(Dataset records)
····················
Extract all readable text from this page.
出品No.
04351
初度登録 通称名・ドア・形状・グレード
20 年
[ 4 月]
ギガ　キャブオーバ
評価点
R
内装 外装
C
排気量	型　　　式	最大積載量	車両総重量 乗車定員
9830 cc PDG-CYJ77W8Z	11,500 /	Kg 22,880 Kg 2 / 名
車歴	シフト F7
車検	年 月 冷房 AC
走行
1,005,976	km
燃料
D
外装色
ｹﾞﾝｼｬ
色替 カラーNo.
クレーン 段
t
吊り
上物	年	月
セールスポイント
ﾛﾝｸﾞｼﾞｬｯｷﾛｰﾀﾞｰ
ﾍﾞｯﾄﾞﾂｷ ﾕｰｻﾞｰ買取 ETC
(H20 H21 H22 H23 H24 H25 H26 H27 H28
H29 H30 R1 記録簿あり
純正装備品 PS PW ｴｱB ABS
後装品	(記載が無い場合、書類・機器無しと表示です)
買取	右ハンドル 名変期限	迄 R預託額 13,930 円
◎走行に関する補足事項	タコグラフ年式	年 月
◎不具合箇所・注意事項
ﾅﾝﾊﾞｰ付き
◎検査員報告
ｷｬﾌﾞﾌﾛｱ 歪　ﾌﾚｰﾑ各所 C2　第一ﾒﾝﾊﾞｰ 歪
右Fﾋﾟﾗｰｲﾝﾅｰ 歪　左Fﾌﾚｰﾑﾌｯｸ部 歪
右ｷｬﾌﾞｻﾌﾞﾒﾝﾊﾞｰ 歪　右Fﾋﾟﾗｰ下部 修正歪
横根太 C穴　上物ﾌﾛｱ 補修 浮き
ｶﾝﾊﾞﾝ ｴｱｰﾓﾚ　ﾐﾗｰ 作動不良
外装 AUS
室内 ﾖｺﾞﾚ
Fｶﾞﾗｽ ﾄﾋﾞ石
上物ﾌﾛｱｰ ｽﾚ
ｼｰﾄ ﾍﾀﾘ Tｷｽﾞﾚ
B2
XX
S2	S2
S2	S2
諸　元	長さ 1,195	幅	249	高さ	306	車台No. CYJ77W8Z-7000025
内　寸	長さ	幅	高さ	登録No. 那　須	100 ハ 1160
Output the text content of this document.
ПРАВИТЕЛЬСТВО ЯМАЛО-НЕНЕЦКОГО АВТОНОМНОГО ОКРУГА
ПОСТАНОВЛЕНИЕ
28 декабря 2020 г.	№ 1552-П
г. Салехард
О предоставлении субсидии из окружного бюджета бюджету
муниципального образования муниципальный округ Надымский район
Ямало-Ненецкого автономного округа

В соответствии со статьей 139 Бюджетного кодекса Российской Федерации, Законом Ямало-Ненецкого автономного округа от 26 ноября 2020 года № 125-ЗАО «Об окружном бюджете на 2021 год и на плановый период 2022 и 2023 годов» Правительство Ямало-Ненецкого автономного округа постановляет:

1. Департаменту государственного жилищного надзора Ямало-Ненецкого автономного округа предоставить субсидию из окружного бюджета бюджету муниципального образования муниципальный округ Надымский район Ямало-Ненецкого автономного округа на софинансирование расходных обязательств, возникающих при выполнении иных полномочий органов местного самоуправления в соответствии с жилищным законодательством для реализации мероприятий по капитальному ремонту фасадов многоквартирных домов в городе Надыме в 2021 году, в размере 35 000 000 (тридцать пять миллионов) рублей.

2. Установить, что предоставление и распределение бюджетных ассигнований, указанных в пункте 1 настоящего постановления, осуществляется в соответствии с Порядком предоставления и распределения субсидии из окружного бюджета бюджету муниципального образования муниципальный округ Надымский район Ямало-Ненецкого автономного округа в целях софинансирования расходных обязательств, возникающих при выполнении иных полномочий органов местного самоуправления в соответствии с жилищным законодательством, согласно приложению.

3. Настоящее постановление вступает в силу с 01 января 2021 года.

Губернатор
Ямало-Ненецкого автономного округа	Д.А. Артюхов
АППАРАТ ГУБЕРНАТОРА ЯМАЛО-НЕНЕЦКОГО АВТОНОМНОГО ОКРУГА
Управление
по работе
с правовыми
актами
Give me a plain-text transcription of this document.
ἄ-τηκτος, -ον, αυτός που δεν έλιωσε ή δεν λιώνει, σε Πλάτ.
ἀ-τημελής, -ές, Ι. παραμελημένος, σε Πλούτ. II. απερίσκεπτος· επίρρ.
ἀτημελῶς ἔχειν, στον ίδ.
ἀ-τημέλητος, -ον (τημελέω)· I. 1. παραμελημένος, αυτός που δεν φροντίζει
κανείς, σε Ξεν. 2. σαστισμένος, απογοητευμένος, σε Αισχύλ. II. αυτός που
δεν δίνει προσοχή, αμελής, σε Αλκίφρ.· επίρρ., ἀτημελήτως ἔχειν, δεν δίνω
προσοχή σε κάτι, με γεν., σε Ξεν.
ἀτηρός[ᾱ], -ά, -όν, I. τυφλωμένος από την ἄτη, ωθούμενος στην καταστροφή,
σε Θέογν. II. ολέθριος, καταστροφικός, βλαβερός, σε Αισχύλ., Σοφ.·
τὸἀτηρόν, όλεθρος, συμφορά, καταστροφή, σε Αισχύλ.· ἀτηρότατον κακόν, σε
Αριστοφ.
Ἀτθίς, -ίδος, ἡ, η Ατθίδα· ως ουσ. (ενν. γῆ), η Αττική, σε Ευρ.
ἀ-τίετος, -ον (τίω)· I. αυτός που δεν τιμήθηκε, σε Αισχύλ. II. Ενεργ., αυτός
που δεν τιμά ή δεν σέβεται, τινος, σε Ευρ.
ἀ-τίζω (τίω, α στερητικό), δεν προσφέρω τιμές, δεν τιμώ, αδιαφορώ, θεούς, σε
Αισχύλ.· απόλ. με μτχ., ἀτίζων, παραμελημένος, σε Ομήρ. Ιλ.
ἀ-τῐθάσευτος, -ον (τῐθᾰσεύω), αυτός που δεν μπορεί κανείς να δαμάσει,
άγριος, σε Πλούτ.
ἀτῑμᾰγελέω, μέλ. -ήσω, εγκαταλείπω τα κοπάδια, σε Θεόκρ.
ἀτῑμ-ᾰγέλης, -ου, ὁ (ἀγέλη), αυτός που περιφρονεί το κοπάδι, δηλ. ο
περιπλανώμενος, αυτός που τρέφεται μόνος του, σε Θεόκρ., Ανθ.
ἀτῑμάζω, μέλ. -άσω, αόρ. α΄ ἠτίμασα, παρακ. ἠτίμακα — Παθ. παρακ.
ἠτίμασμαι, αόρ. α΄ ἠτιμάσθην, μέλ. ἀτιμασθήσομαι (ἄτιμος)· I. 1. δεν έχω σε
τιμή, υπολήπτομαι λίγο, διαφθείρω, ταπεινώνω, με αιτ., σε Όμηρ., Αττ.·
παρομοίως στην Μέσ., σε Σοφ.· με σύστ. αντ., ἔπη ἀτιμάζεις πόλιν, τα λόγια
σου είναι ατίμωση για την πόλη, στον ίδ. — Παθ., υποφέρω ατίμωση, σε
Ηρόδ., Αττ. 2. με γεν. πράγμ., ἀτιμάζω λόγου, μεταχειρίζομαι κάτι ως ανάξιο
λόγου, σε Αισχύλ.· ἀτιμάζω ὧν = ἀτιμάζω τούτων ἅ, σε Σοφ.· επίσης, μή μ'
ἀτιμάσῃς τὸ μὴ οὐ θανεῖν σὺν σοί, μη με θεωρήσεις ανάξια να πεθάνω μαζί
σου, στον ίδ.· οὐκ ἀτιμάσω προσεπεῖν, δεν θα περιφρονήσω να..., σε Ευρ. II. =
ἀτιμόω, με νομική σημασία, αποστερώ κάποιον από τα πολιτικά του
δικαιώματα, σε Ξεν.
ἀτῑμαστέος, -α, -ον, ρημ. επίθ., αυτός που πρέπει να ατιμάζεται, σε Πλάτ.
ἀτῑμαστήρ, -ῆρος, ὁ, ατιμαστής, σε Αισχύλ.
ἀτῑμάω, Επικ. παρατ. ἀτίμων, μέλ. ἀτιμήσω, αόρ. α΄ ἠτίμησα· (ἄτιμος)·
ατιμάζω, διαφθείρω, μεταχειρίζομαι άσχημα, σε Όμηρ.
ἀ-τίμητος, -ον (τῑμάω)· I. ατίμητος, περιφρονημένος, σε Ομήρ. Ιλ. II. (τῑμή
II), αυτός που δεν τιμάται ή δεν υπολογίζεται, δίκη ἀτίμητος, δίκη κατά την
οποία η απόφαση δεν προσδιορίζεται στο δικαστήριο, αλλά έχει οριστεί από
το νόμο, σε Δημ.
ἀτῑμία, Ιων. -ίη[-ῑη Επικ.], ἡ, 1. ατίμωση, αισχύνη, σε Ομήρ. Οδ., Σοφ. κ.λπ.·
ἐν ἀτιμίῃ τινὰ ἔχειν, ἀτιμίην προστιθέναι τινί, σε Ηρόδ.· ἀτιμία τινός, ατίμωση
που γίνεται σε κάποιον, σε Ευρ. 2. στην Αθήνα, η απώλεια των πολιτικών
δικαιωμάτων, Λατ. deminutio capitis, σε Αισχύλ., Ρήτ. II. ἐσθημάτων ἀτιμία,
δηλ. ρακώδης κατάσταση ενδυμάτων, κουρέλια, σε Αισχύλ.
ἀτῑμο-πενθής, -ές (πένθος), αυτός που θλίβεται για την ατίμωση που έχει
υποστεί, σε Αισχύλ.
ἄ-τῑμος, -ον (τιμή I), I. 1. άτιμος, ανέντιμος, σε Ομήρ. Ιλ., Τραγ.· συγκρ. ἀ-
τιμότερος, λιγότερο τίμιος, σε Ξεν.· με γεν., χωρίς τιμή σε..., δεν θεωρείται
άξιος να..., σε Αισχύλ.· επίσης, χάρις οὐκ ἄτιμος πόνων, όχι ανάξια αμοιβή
····················
Requirement: Give the number of lines in the entries above that include the string "Πλούτ". No other output is expected.

Answer: 2